Retype the whole listing verbatim and keep the pictures out of it.

[Begin Data supplied]

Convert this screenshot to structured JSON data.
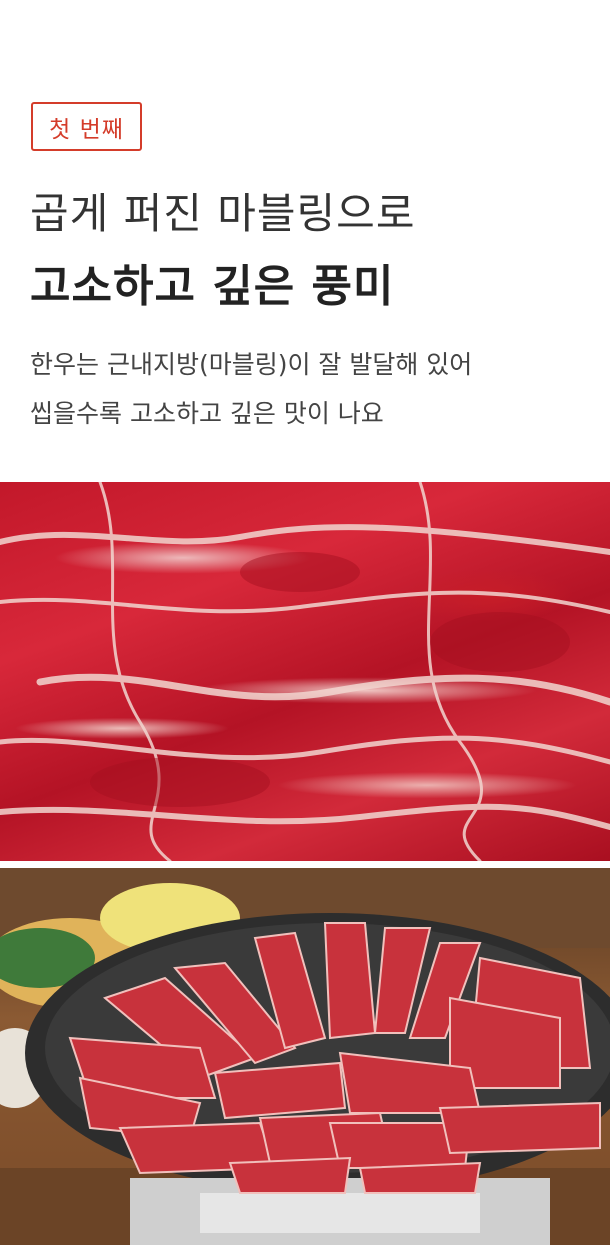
{
  "badge": {
    "label": "첫 번째"
  },
  "headline": {
    "line1": "곱게 퍼진 마블링으로",
    "line2": "고소하고 깊은 풍미"
  },
  "description": {
    "line1": "한우는 근내지방(마블링)이 잘 발달해 있어",
    "line2": "씹을수록 고소하고 깊은 맛이 나요"
  },
  "images": {
    "top": {
      "icon": "raw-marbled-beef-photo"
    },
    "bottom": {
      "icon": "grilled-beef-on-pan-photo"
    }
  },
  "colors": {
    "accent": "#d43c2a",
    "text_dark": "#222222",
    "text_body": "#444444"
  }
}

[End Data supplied]

- _Result of the task_:
Convert this screenshot to structured JSON data.
{
  "badge": {
    "label": "첫 번째"
  },
  "headline": {
    "line1": "곱게 퍼진 마블링으로",
    "line2": "고소하고 깊은 풍미"
  },
  "description": {
    "line1": "한우는 근내지방(마블링)이 잘 발달해 있어",
    "line2": "씹을수록 고소하고 깊은 맛이 나요"
  },
  "images": {
    "top": {
      "icon": "raw-marbled-beef-photo"
    },
    "bottom": {
      "icon": "grilled-beef-on-pan-photo"
    }
  },
  "colors": {
    "accent": "#d43c2a",
    "text_dark": "#222222",
    "text_body": "#444444"
  }
}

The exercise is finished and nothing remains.